* Problem
Look through the material and copy each line holding "战时共产主义政策是特殊历史条件下的产物".

* Saved entries
● ● ● ● ● ● ●
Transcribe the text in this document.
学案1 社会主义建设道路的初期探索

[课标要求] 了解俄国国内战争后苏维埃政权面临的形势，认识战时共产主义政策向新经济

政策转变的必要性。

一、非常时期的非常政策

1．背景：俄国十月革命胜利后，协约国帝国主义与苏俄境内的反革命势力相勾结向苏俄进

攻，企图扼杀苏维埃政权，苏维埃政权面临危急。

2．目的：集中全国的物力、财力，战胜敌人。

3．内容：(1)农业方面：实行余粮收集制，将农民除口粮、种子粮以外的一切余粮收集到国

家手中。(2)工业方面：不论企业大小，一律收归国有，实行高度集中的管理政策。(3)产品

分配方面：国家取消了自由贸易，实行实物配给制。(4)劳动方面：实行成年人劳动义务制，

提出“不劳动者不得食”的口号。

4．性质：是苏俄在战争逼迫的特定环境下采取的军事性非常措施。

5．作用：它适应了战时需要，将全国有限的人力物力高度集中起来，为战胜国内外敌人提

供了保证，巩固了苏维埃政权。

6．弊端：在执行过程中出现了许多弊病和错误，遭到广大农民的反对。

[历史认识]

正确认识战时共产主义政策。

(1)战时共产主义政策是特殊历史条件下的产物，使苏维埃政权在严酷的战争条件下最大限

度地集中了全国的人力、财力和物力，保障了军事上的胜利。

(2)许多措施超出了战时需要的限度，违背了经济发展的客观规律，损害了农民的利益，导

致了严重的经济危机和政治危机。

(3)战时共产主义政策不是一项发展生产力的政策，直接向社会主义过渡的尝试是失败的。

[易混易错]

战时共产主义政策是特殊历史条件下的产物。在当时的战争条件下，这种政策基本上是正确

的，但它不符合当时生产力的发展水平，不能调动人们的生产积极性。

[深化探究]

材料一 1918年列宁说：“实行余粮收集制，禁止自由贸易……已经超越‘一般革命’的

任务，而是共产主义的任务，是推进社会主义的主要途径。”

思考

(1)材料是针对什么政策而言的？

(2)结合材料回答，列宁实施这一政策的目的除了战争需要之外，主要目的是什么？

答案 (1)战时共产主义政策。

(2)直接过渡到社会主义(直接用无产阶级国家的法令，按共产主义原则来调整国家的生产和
● ● ● ● ● ● ●
* Result below
(1)战时共产主义政策是特殊历史条件下的产物，使苏维埃政权在严酷的战争条件下最大限
战时共产主义政策是特殊历史条件下的产物。在当时的战争条件下，这种政策基本上是正确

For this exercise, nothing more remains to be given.